**Aim of the exercise:**
Give the data again exactly as written, skipping any pictures.

— BEGIN Data to use —

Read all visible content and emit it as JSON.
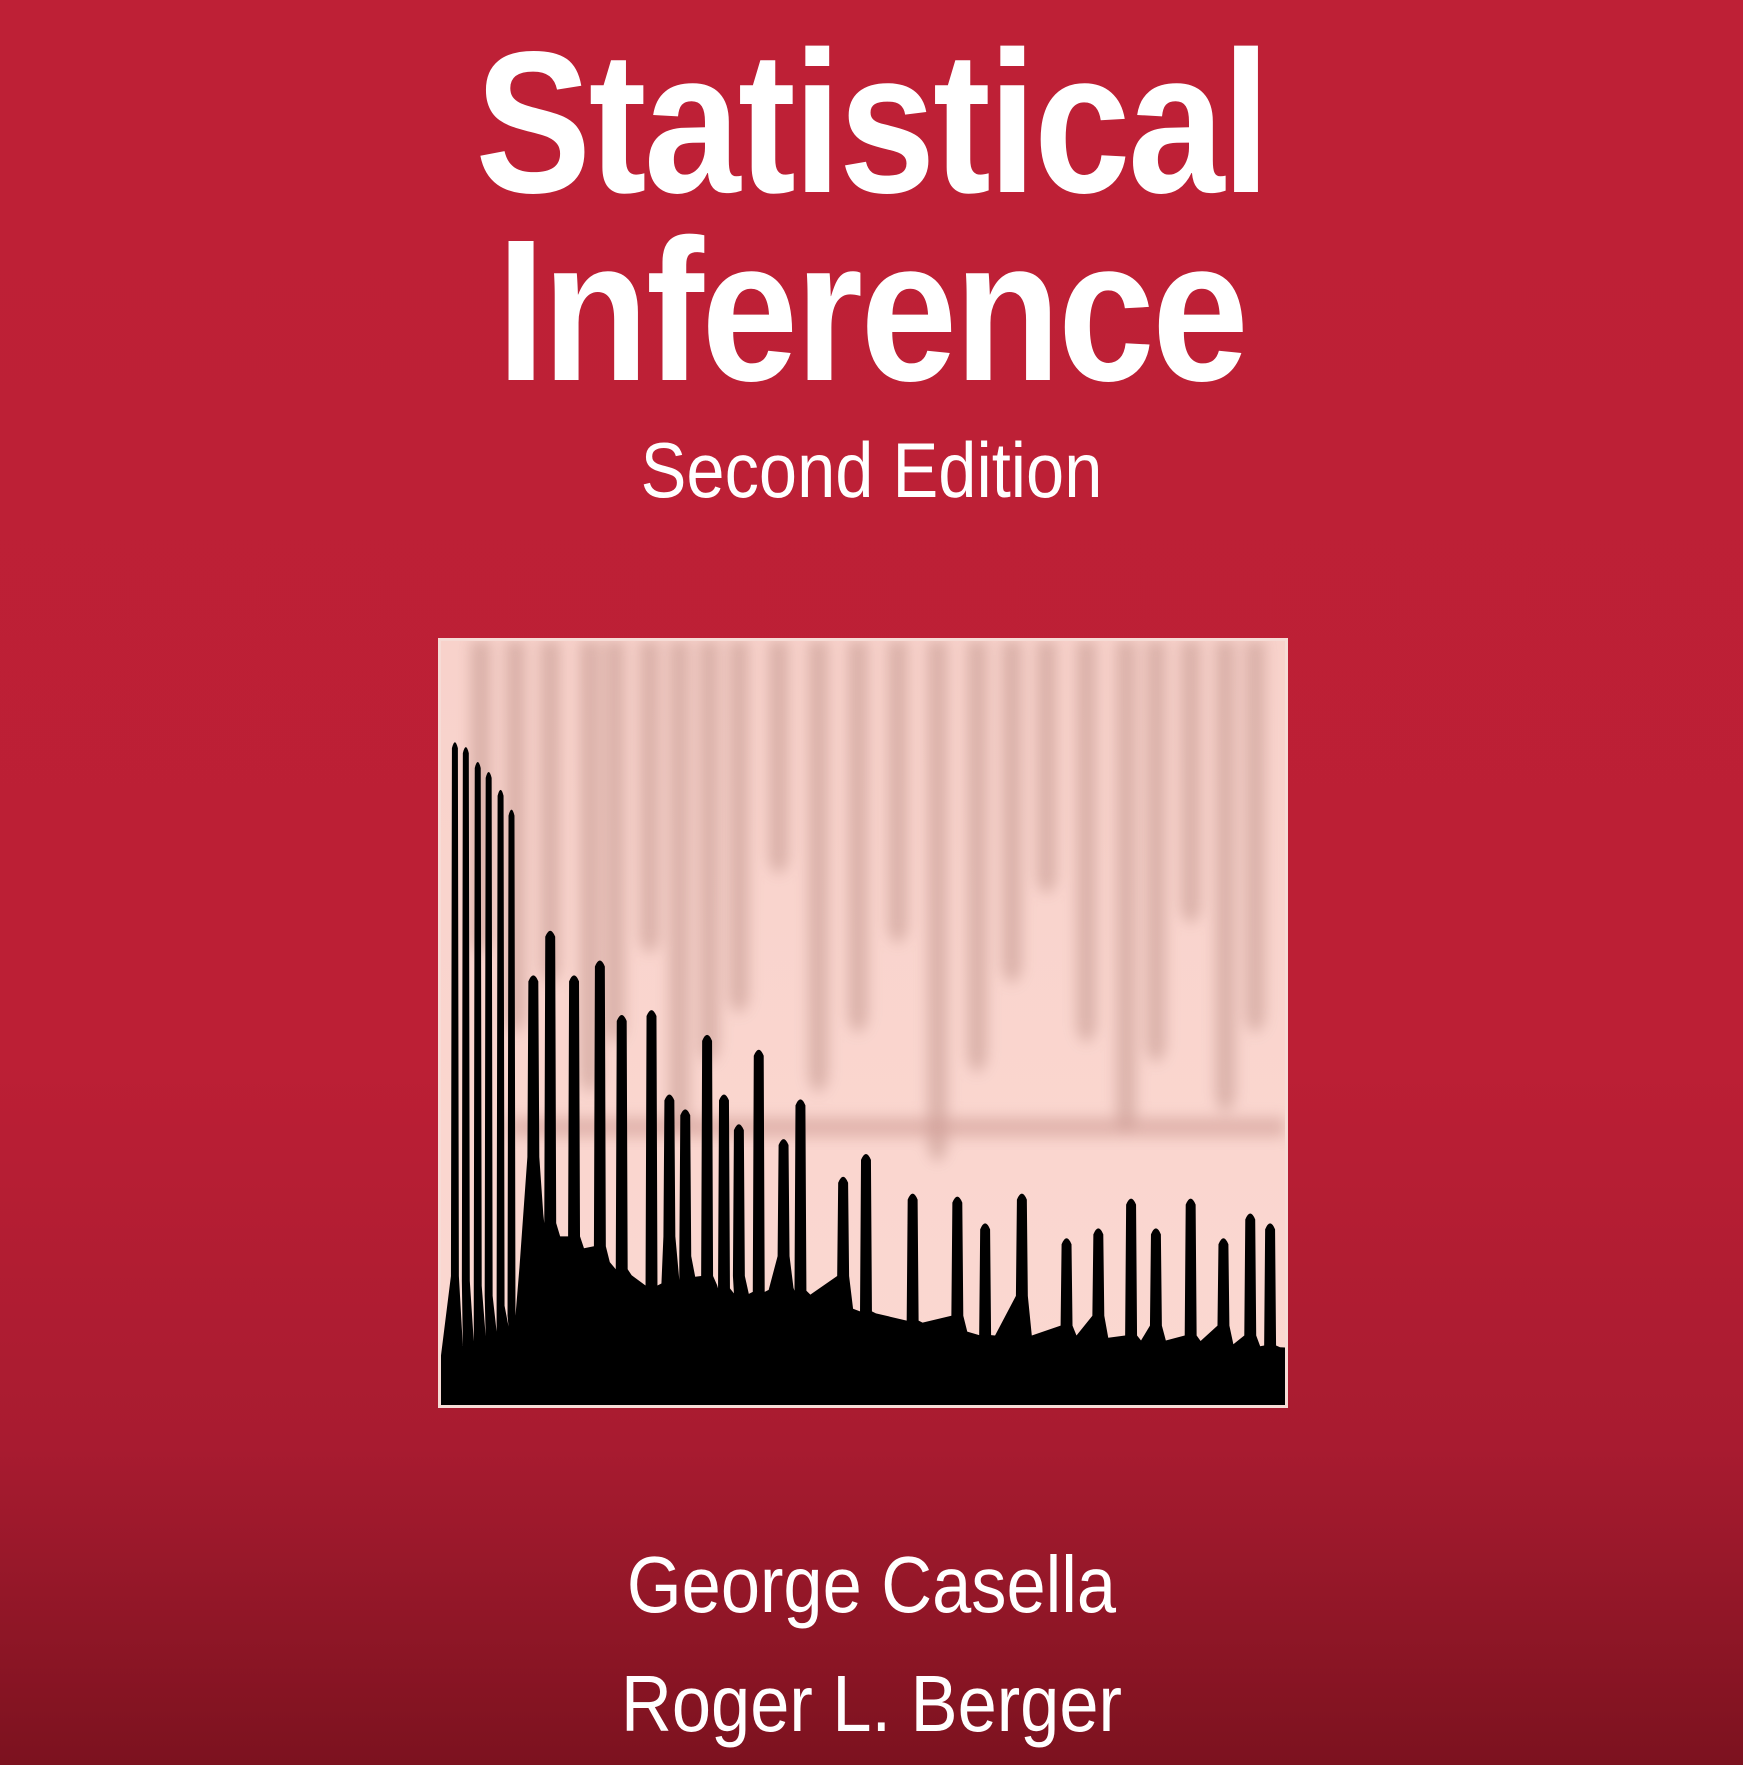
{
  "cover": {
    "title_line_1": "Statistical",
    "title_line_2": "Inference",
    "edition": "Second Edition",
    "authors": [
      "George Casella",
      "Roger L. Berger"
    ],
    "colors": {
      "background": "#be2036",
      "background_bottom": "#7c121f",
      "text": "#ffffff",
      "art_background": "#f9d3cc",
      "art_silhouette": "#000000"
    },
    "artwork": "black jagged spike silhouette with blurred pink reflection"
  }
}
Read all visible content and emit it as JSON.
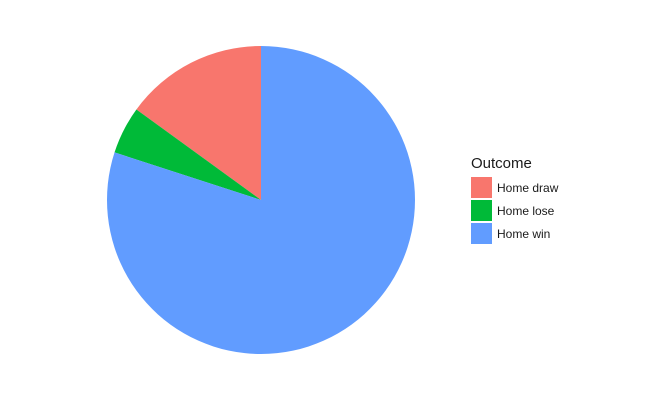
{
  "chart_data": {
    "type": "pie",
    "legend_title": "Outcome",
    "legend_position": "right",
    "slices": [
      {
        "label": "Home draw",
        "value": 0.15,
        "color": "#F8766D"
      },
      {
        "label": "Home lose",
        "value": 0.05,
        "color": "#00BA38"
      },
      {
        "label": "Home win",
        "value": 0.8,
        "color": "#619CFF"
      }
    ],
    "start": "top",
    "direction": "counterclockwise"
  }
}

— END Data to use —

**Exercise result:**
Read all visible content and emit it as JSON.
{
  "cover": {
    "title_line_1": "Statistical",
    "title_line_2": "Inference",
    "edition": "Second Edition",
    "authors": [
      "George Casella",
      "Roger L. Berger"
    ],
    "colors": {
      "background": "#be2036",
      "background_bottom": "#7c121f",
      "text": "#ffffff",
      "art_background": "#f9d3cc",
      "art_silhouette": "#000000"
    },
    "artwork": "black jagged spike silhouette with blurred pink reflection"
  }
}
Read all visible content and emit it as JSON.
{
  "chart_data": {
    "type": "pie",
    "legend_title": "Outcome",
    "legend_position": "right",
    "slices": [
      {
        "label": "Home draw",
        "value": 0.15,
        "color": "#F8766D"
      },
      {
        "label": "Home lose",
        "value": 0.05,
        "color": "#00BA38"
      },
      {
        "label": "Home win",
        "value": 0.8,
        "color": "#619CFF"
      }
    ],
    "start": "top",
    "direction": "counterclockwise"
  }
}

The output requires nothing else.